:: BRIEF ::
Copy each of the entries below faithfully, setting aside any pictures.
--*--
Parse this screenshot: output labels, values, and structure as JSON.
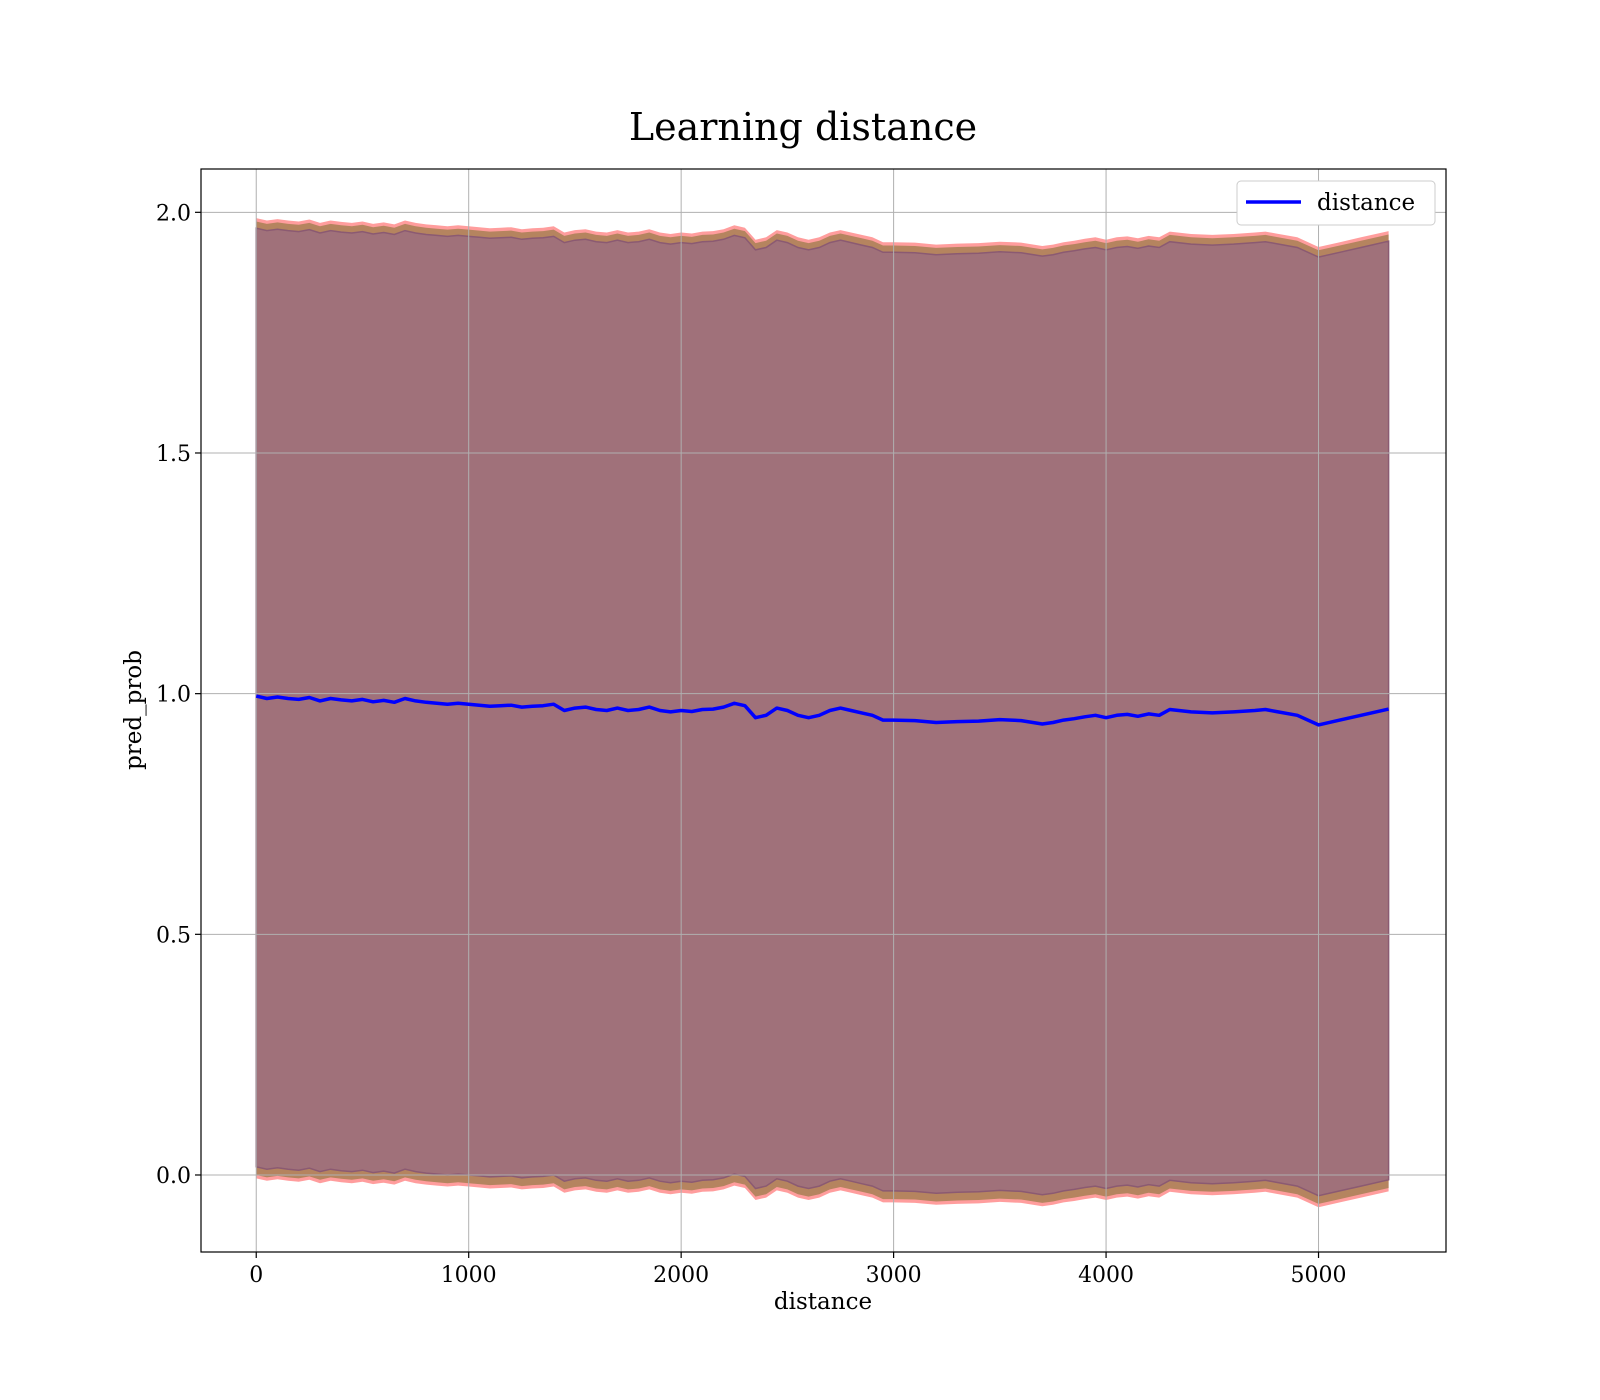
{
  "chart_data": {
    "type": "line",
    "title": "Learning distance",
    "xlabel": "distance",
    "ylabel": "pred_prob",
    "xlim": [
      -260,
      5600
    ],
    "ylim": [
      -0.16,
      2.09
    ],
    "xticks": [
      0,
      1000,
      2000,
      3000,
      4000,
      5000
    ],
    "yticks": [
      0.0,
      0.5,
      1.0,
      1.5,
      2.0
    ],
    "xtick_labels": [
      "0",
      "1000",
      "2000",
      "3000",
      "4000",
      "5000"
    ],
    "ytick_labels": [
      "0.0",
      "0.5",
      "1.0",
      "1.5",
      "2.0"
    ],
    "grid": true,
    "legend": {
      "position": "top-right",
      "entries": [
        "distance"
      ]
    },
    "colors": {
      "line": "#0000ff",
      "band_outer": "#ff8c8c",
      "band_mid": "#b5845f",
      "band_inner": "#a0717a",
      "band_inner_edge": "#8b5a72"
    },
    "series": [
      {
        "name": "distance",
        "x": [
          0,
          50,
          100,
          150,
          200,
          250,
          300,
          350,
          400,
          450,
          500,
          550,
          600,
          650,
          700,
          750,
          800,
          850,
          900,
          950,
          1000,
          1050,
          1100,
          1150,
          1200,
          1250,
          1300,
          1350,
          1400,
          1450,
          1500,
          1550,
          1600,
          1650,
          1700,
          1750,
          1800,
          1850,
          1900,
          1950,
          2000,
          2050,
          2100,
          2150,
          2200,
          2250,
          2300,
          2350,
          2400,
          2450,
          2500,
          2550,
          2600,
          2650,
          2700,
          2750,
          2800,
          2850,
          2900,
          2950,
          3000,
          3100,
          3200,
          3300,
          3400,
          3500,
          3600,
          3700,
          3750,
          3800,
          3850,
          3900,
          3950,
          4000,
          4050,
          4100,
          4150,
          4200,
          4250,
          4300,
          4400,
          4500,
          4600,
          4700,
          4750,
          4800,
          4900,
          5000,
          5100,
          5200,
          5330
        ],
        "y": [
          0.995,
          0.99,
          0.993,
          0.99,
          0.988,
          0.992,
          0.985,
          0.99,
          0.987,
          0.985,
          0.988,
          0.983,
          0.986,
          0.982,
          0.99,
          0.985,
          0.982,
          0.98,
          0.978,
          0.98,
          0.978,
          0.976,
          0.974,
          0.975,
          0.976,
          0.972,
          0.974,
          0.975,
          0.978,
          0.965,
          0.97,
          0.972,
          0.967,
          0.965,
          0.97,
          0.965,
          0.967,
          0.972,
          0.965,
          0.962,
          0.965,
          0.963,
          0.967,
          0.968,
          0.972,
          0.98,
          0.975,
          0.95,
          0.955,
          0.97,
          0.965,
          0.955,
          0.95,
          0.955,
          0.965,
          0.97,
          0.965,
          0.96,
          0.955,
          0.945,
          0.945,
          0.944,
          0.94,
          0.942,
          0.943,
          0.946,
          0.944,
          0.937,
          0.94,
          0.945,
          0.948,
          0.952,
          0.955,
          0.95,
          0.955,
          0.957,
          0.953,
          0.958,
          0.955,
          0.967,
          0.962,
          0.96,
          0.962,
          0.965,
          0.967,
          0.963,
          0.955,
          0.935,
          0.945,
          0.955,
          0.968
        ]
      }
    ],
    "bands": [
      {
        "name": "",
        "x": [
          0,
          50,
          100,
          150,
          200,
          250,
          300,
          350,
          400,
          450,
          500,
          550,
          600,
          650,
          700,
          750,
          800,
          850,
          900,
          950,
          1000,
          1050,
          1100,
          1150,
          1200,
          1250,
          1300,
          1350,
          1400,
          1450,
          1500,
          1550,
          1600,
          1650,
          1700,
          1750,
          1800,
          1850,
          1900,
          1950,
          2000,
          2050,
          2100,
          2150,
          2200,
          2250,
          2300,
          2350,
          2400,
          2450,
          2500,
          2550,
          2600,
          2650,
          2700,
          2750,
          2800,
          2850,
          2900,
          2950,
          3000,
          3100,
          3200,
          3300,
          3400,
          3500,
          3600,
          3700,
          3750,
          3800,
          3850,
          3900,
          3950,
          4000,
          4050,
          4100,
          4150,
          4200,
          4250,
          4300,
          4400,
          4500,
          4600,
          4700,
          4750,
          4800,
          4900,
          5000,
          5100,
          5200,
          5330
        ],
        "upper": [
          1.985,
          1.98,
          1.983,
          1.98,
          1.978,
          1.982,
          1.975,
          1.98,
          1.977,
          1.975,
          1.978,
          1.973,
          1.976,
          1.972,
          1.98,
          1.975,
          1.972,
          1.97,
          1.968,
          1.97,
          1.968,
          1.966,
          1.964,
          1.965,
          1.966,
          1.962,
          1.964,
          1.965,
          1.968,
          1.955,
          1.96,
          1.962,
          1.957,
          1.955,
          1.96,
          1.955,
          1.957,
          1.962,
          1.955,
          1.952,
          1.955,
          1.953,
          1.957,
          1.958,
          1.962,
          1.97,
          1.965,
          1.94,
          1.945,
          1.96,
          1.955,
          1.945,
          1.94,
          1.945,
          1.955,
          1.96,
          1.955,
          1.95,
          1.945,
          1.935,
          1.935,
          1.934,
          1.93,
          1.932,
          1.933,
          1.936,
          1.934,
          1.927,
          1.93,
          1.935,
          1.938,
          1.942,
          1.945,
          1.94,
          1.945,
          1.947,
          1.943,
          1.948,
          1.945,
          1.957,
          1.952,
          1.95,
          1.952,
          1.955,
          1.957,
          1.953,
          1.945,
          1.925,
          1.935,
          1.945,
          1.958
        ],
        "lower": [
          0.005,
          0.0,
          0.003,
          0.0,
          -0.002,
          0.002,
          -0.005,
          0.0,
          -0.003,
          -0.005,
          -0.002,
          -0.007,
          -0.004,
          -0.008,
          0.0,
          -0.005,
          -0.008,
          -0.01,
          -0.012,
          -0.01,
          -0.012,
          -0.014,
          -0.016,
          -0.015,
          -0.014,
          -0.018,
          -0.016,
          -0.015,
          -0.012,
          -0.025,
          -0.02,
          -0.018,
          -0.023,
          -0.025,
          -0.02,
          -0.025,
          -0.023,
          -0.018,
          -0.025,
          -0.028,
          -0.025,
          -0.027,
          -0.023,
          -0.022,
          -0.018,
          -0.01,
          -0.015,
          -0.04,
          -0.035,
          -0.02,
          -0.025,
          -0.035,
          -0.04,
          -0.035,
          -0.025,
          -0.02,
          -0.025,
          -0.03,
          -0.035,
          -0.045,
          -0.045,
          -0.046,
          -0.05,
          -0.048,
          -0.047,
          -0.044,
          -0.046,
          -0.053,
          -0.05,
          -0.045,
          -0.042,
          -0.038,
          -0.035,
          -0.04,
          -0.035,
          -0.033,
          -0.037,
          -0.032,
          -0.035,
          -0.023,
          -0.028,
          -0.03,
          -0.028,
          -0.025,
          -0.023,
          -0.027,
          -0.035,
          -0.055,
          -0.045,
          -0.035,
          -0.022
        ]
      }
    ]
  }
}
--*--
:: SOLUTION ::
Parse this screenshot: output labels, values, and structure as JSON.
{
  "chart_data": {
    "type": "line",
    "title": "Learning distance",
    "xlabel": "distance",
    "ylabel": "pred_prob",
    "xlim": [
      -260,
      5600
    ],
    "ylim": [
      -0.16,
      2.09
    ],
    "xticks": [
      0,
      1000,
      2000,
      3000,
      4000,
      5000
    ],
    "yticks": [
      0.0,
      0.5,
      1.0,
      1.5,
      2.0
    ],
    "xtick_labels": [
      "0",
      "1000",
      "2000",
      "3000",
      "4000",
      "5000"
    ],
    "ytick_labels": [
      "0.0",
      "0.5",
      "1.0",
      "1.5",
      "2.0"
    ],
    "grid": true,
    "legend": {
      "position": "top-right",
      "entries": [
        "distance"
      ]
    },
    "colors": {
      "line": "#0000ff",
      "band_outer": "#ff8c8c",
      "band_mid": "#b5845f",
      "band_inner": "#a0717a",
      "band_inner_edge": "#8b5a72"
    },
    "series": [
      {
        "name": "distance",
        "x": [
          0,
          50,
          100,
          150,
          200,
          250,
          300,
          350,
          400,
          450,
          500,
          550,
          600,
          650,
          700,
          750,
          800,
          850,
          900,
          950,
          1000,
          1050,
          1100,
          1150,
          1200,
          1250,
          1300,
          1350,
          1400,
          1450,
          1500,
          1550,
          1600,
          1650,
          1700,
          1750,
          1800,
          1850,
          1900,
          1950,
          2000,
          2050,
          2100,
          2150,
          2200,
          2250,
          2300,
          2350,
          2400,
          2450,
          2500,
          2550,
          2600,
          2650,
          2700,
          2750,
          2800,
          2850,
          2900,
          2950,
          3000,
          3100,
          3200,
          3300,
          3400,
          3500,
          3600,
          3700,
          3750,
          3800,
          3850,
          3900,
          3950,
          4000,
          4050,
          4100,
          4150,
          4200,
          4250,
          4300,
          4400,
          4500,
          4600,
          4700,
          4750,
          4800,
          4900,
          5000,
          5100,
          5200,
          5330
        ],
        "y": [
          0.995,
          0.99,
          0.993,
          0.99,
          0.988,
          0.992,
          0.985,
          0.99,
          0.987,
          0.985,
          0.988,
          0.983,
          0.986,
          0.982,
          0.99,
          0.985,
          0.982,
          0.98,
          0.978,
          0.98,
          0.978,
          0.976,
          0.974,
          0.975,
          0.976,
          0.972,
          0.974,
          0.975,
          0.978,
          0.965,
          0.97,
          0.972,
          0.967,
          0.965,
          0.97,
          0.965,
          0.967,
          0.972,
          0.965,
          0.962,
          0.965,
          0.963,
          0.967,
          0.968,
          0.972,
          0.98,
          0.975,
          0.95,
          0.955,
          0.97,
          0.965,
          0.955,
          0.95,
          0.955,
          0.965,
          0.97,
          0.965,
          0.96,
          0.955,
          0.945,
          0.945,
          0.944,
          0.94,
          0.942,
          0.943,
          0.946,
          0.944,
          0.937,
          0.94,
          0.945,
          0.948,
          0.952,
          0.955,
          0.95,
          0.955,
          0.957,
          0.953,
          0.958,
          0.955,
          0.967,
          0.962,
          0.96,
          0.962,
          0.965,
          0.967,
          0.963,
          0.955,
          0.935,
          0.945,
          0.955,
          0.968
        ]
      }
    ],
    "bands": [
      {
        "name": "",
        "x": [
          0,
          50,
          100,
          150,
          200,
          250,
          300,
          350,
          400,
          450,
          500,
          550,
          600,
          650,
          700,
          750,
          800,
          850,
          900,
          950,
          1000,
          1050,
          1100,
          1150,
          1200,
          1250,
          1300,
          1350,
          1400,
          1450,
          1500,
          1550,
          1600,
          1650,
          1700,
          1750,
          1800,
          1850,
          1900,
          1950,
          2000,
          2050,
          2100,
          2150,
          2200,
          2250,
          2300,
          2350,
          2400,
          2450,
          2500,
          2550,
          2600,
          2650,
          2700,
          2750,
          2800,
          2850,
          2900,
          2950,
          3000,
          3100,
          3200,
          3300,
          3400,
          3500,
          3600,
          3700,
          3750,
          3800,
          3850,
          3900,
          3950,
          4000,
          4050,
          4100,
          4150,
          4200,
          4250,
          4300,
          4400,
          4500,
          4600,
          4700,
          4750,
          4800,
          4900,
          5000,
          5100,
          5200,
          5330
        ],
        "upper": [
          1.985,
          1.98,
          1.983,
          1.98,
          1.978,
          1.982,
          1.975,
          1.98,
          1.977,
          1.975,
          1.978,
          1.973,
          1.976,
          1.972,
          1.98,
          1.975,
          1.972,
          1.97,
          1.968,
          1.97,
          1.968,
          1.966,
          1.964,
          1.965,
          1.966,
          1.962,
          1.964,
          1.965,
          1.968,
          1.955,
          1.96,
          1.962,
          1.957,
          1.955,
          1.96,
          1.955,
          1.957,
          1.962,
          1.955,
          1.952,
          1.955,
          1.953,
          1.957,
          1.958,
          1.962,
          1.97,
          1.965,
          1.94,
          1.945,
          1.96,
          1.955,
          1.945,
          1.94,
          1.945,
          1.955,
          1.96,
          1.955,
          1.95,
          1.945,
          1.935,
          1.935,
          1.934,
          1.93,
          1.932,
          1.933,
          1.936,
          1.934,
          1.927,
          1.93,
          1.935,
          1.938,
          1.942,
          1.945,
          1.94,
          1.945,
          1.947,
          1.943,
          1.948,
          1.945,
          1.957,
          1.952,
          1.95,
          1.952,
          1.955,
          1.957,
          1.953,
          1.945,
          1.925,
          1.935,
          1.945,
          1.958
        ],
        "lower": [
          0.005,
          0.0,
          0.003,
          0.0,
          -0.002,
          0.002,
          -0.005,
          0.0,
          -0.003,
          -0.005,
          -0.002,
          -0.007,
          -0.004,
          -0.008,
          0.0,
          -0.005,
          -0.008,
          -0.01,
          -0.012,
          -0.01,
          -0.012,
          -0.014,
          -0.016,
          -0.015,
          -0.014,
          -0.018,
          -0.016,
          -0.015,
          -0.012,
          -0.025,
          -0.02,
          -0.018,
          -0.023,
          -0.025,
          -0.02,
          -0.025,
          -0.023,
          -0.018,
          -0.025,
          -0.028,
          -0.025,
          -0.027,
          -0.023,
          -0.022,
          -0.018,
          -0.01,
          -0.015,
          -0.04,
          -0.035,
          -0.02,
          -0.025,
          -0.035,
          -0.04,
          -0.035,
          -0.025,
          -0.02,
          -0.025,
          -0.03,
          -0.035,
          -0.045,
          -0.045,
          -0.046,
          -0.05,
          -0.048,
          -0.047,
          -0.044,
          -0.046,
          -0.053,
          -0.05,
          -0.045,
          -0.042,
          -0.038,
          -0.035,
          -0.04,
          -0.035,
          -0.033,
          -0.037,
          -0.032,
          -0.035,
          -0.023,
          -0.028,
          -0.03,
          -0.028,
          -0.025,
          -0.023,
          -0.027,
          -0.035,
          -0.055,
          -0.045,
          -0.035,
          -0.022
        ]
      }
    ]
  }
}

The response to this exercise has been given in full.